Goal
Every line below should be copied exactly; drop the pictures.

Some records
>>>

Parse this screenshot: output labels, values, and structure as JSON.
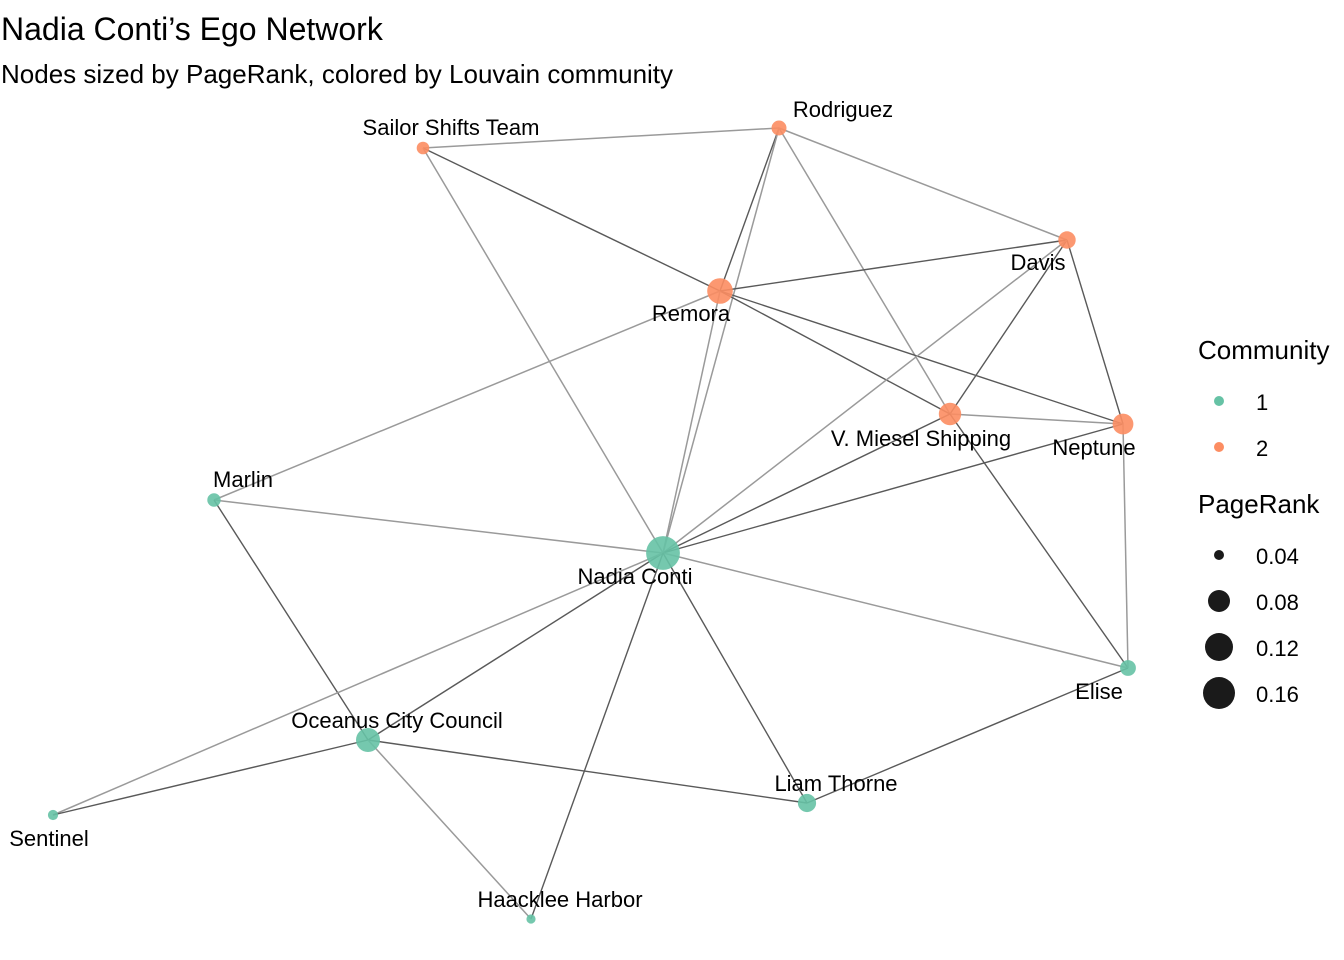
{
  "title": "Nadia Conti’s Ego Network",
  "subtitle": "Nodes sized by PageRank, colored by Louvain community",
  "colors": {
    "community_1": "#66c2a5",
    "community_2": "#fc8d62",
    "edge_dark": "#595959",
    "edge_light": "#9a9a9a",
    "legend_size_marker": "#1a1a1a"
  },
  "legend": {
    "community_title": "Community",
    "community_items": [
      {
        "label": "1",
        "community": 1
      },
      {
        "label": "2",
        "community": 2
      }
    ],
    "pagerank_title": "PageRank",
    "pagerank_items": [
      {
        "label": "0.04",
        "value": 0.04
      },
      {
        "label": "0.08",
        "value": 0.08
      },
      {
        "label": "0.12",
        "value": 0.12
      },
      {
        "label": "0.16",
        "value": 0.16
      }
    ]
  },
  "nodes": [
    {
      "id": "nadia",
      "label": "Nadia Conti",
      "community": 1,
      "pagerank": 0.17
    },
    {
      "id": "remora",
      "label": "Remora",
      "community": 2,
      "pagerank": 0.12
    },
    {
      "id": "miesel",
      "label": "V. Miesel Shipping",
      "community": 2,
      "pagerank": 0.1
    },
    {
      "id": "neptune",
      "label": "Neptune",
      "community": 2,
      "pagerank": 0.09
    },
    {
      "id": "davis",
      "label": "Davis",
      "community": 2,
      "pagerank": 0.07
    },
    {
      "id": "rodriguez",
      "label": "Rodriguez",
      "community": 2,
      "pagerank": 0.055
    },
    {
      "id": "sailor",
      "label": "Sailor Shifts Team",
      "community": 2,
      "pagerank": 0.04
    },
    {
      "id": "marlin",
      "label": "Marlin",
      "community": 1,
      "pagerank": 0.045
    },
    {
      "id": "occ",
      "label": "Oceanus City Council",
      "community": 1,
      "pagerank": 0.11
    },
    {
      "id": "liam",
      "label": "Liam Thorne",
      "community": 1,
      "pagerank": 0.075
    },
    {
      "id": "elise",
      "label": "Elise",
      "community": 1,
      "pagerank": 0.06
    },
    {
      "id": "sentinel",
      "label": "Sentinel",
      "community": 1,
      "pagerank": 0.025
    },
    {
      "id": "haacklee",
      "label": "Haacklee Harbor",
      "community": 1,
      "pagerank": 0.02
    }
  ],
  "edges": [
    {
      "source": "sailor",
      "target": "rodriguez",
      "weight": "light"
    },
    {
      "source": "sailor",
      "target": "remora",
      "weight": "dark"
    },
    {
      "source": "sailor",
      "target": "nadia",
      "weight": "light"
    },
    {
      "source": "rodriguez",
      "target": "davis",
      "weight": "light"
    },
    {
      "source": "rodriguez",
      "target": "remora",
      "weight": "dark"
    },
    {
      "source": "rodriguez",
      "target": "nadia",
      "weight": "light"
    },
    {
      "source": "rodriguez",
      "target": "miesel",
      "weight": "light"
    },
    {
      "source": "remora",
      "target": "davis",
      "weight": "dark"
    },
    {
      "source": "remora",
      "target": "miesel",
      "weight": "dark"
    },
    {
      "source": "remora",
      "target": "neptune",
      "weight": "dark"
    },
    {
      "source": "remora",
      "target": "nadia",
      "weight": "light"
    },
    {
      "source": "remora",
      "target": "marlin",
      "weight": "light"
    },
    {
      "source": "davis",
      "target": "neptune",
      "weight": "dark"
    },
    {
      "source": "davis",
      "target": "miesel",
      "weight": "dark"
    },
    {
      "source": "davis",
      "target": "nadia",
      "weight": "light"
    },
    {
      "source": "miesel",
      "target": "neptune",
      "weight": "light"
    },
    {
      "source": "miesel",
      "target": "nadia",
      "weight": "dark"
    },
    {
      "source": "miesel",
      "target": "elise",
      "weight": "dark"
    },
    {
      "source": "neptune",
      "target": "nadia",
      "weight": "dark"
    },
    {
      "source": "neptune",
      "target": "elise",
      "weight": "light"
    },
    {
      "source": "marlin",
      "target": "nadia",
      "weight": "light"
    },
    {
      "source": "marlin",
      "target": "occ",
      "weight": "dark"
    },
    {
      "source": "nadia",
      "target": "elise",
      "weight": "light"
    },
    {
      "source": "nadia",
      "target": "liam",
      "weight": "dark"
    },
    {
      "source": "nadia",
      "target": "occ",
      "weight": "dark"
    },
    {
      "source": "nadia",
      "target": "sentinel",
      "weight": "light"
    },
    {
      "source": "nadia",
      "target": "haacklee",
      "weight": "dark"
    },
    {
      "source": "occ",
      "target": "sentinel",
      "weight": "dark"
    },
    {
      "source": "occ",
      "target": "liam",
      "weight": "dark"
    },
    {
      "source": "occ",
      "target": "haacklee",
      "weight": "light"
    },
    {
      "source": "liam",
      "target": "elise",
      "weight": "dark"
    }
  ]
}
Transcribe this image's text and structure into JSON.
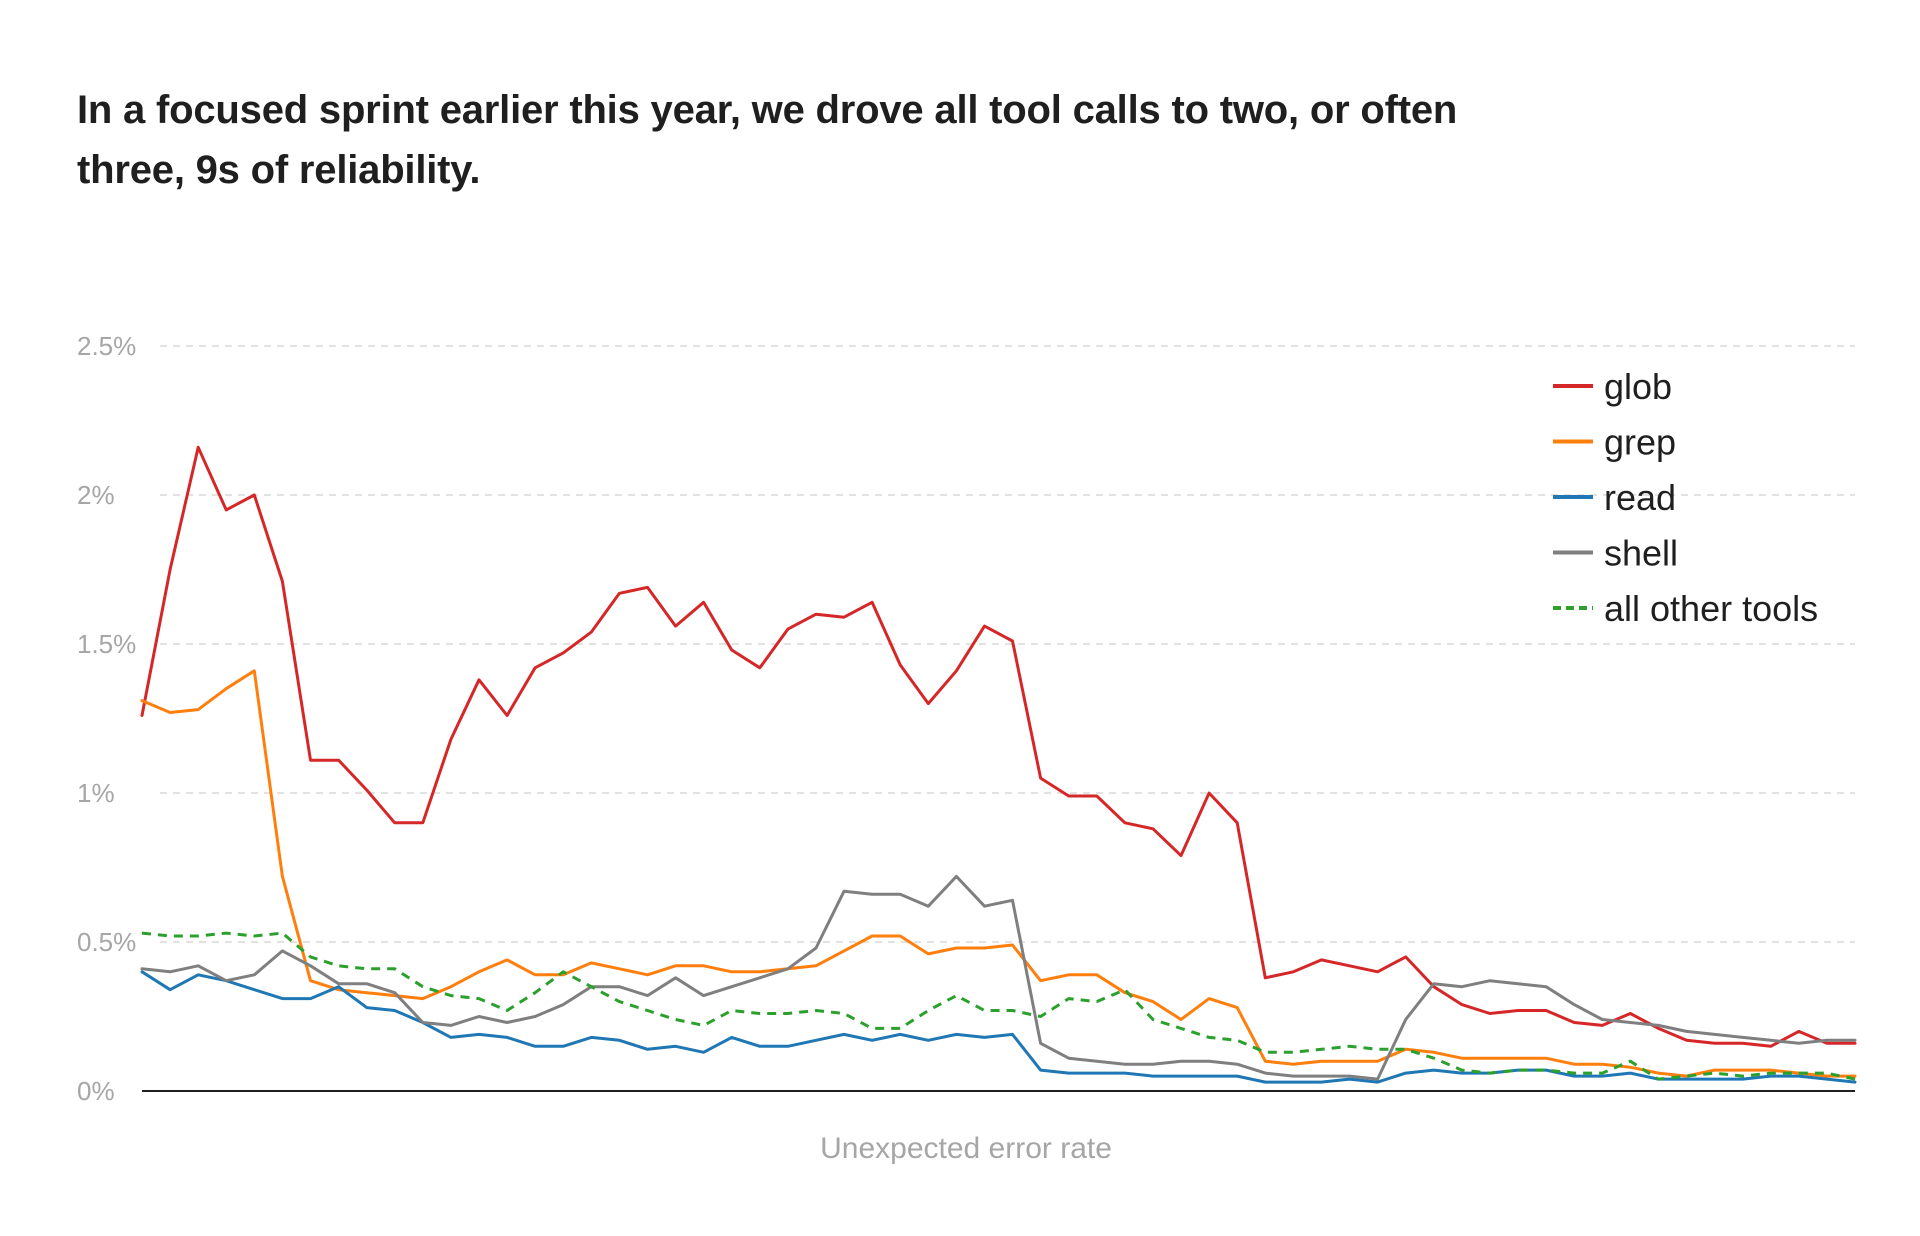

<<<

Final result
Parse this screenshot: output labels, values, and structure as JSON.
{
  "title": "Nadia Conti’s Ego Network",
  "subtitle": "Nodes sized by PageRank, colored by Louvain community",
  "colors": {
    "community_1": "#66c2a5",
    "community_2": "#fc8d62",
    "edge_dark": "#595959",
    "edge_light": "#9a9a9a",
    "legend_size_marker": "#1a1a1a"
  },
  "legend": {
    "community_title": "Community",
    "community_items": [
      {
        "label": "1",
        "community": 1
      },
      {
        "label": "2",
        "community": 2
      }
    ],
    "pagerank_title": "PageRank",
    "pagerank_items": [
      {
        "label": "0.04",
        "value": 0.04
      },
      {
        "label": "0.08",
        "value": 0.08
      },
      {
        "label": "0.12",
        "value": 0.12
      },
      {
        "label": "0.16",
        "value": 0.16
      }
    ]
  },
  "nodes": [
    {
      "id": "nadia",
      "label": "Nadia Conti",
      "community": 1,
      "pagerank": 0.17
    },
    {
      "id": "remora",
      "label": "Remora",
      "community": 2,
      "pagerank": 0.12
    },
    {
      "id": "miesel",
      "label": "V. Miesel Shipping",
      "community": 2,
      "pagerank": 0.1
    },
    {
      "id": "neptune",
      "label": "Neptune",
      "community": 2,
      "pagerank": 0.09
    },
    {
      "id": "davis",
      "label": "Davis",
      "community": 2,
      "pagerank": 0.07
    },
    {
      "id": "rodriguez",
      "label": "Rodriguez",
      "community": 2,
      "pagerank": 0.055
    },
    {
      "id": "sailor",
      "label": "Sailor Shifts Team",
      "community": 2,
      "pagerank": 0.04
    },
    {
      "id": "marlin",
      "label": "Marlin",
      "community": 1,
      "pagerank": 0.045
    },
    {
      "id": "occ",
      "label": "Oceanus City Council",
      "community": 1,
      "pagerank": 0.11
    },
    {
      "id": "liam",
      "label": "Liam Thorne",
      "community": 1,
      "pagerank": 0.075
    },
    {
      "id": "elise",
      "label": "Elise",
      "community": 1,
      "pagerank": 0.06
    },
    {
      "id": "sentinel",
      "label": "Sentinel",
      "community": 1,
      "pagerank": 0.025
    },
    {
      "id": "haacklee",
      "label": "Haacklee Harbor",
      "community": 1,
      "pagerank": 0.02
    }
  ],
  "edges": [
    {
      "source": "sailor",
      "target": "rodriguez",
      "weight": "light"
    },
    {
      "source": "sailor",
      "target": "remora",
      "weight": "dark"
    },
    {
      "source": "sailor",
      "target": "nadia",
      "weight": "light"
    },
    {
      "source": "rodriguez",
      "target": "davis",
      "weight": "light"
    },
    {
      "source": "rodriguez",
      "target": "remora",
      "weight": "dark"
    },
    {
      "source": "rodriguez",
      "target": "nadia",
      "weight": "light"
    },
    {
      "source": "rodriguez",
      "target": "miesel",
      "weight": "light"
    },
    {
      "source": "remora",
      "target": "davis",
      "weight": "dark"
    },
    {
      "source": "remora",
      "target": "miesel",
      "weight": "dark"
    },
    {
      "source": "remora",
      "target": "neptune",
      "weight": "dark"
    },
    {
      "source": "remora",
      "target": "nadia",
      "weight": "light"
    },
    {
      "source": "remora",
      "target": "marlin",
      "weight": "light"
    },
    {
      "source": "davis",
      "target": "neptune",
      "weight": "dark"
    },
    {
      "source": "davis",
      "target": "miesel",
      "weight": "dark"
    },
    {
      "source": "davis",
      "target": "nadia",
      "weight": "light"
    },
    {
      "source": "miesel",
      "target": "neptune",
      "weight": "light"
    },
    {
      "source": "miesel",
      "target": "nadia",
      "weight": "dark"
    },
    {
      "source": "miesel",
      "target": "elise",
      "weight": "dark"
    },
    {
      "source": "neptune",
      "target": "nadia",
      "weight": "dark"
    },
    {
      "source": "neptune",
      "target": "elise",
      "weight": "light"
    },
    {
      "source": "marlin",
      "target": "nadia",
      "weight": "light"
    },
    {
      "source": "marlin",
      "target": "occ",
      "weight": "dark"
    },
    {
      "source": "nadia",
      "target": "elise",
      "weight": "light"
    },
    {
      "source": "nadia",
      "target": "liam",
      "weight": "dark"
    },
    {
      "source": "nadia",
      "target": "occ",
      "weight": "dark"
    },
    {
      "source": "nadia",
      "target": "sentinel",
      "weight": "light"
    },
    {
      "source": "nadia",
      "target": "haacklee",
      "weight": "dark"
    },
    {
      "source": "occ",
      "target": "sentinel",
      "weight": "dark"
    },
    {
      "source": "occ",
      "target": "liam",
      "weight": "dark"
    },
    {
      "source": "occ",
      "target": "haacklee",
      "weight": "light"
    },
    {
      "source": "liam",
      "target": "elise",
      "weight": "dark"
    }
  ]
}
Transcribe this image's text and structure into JSON.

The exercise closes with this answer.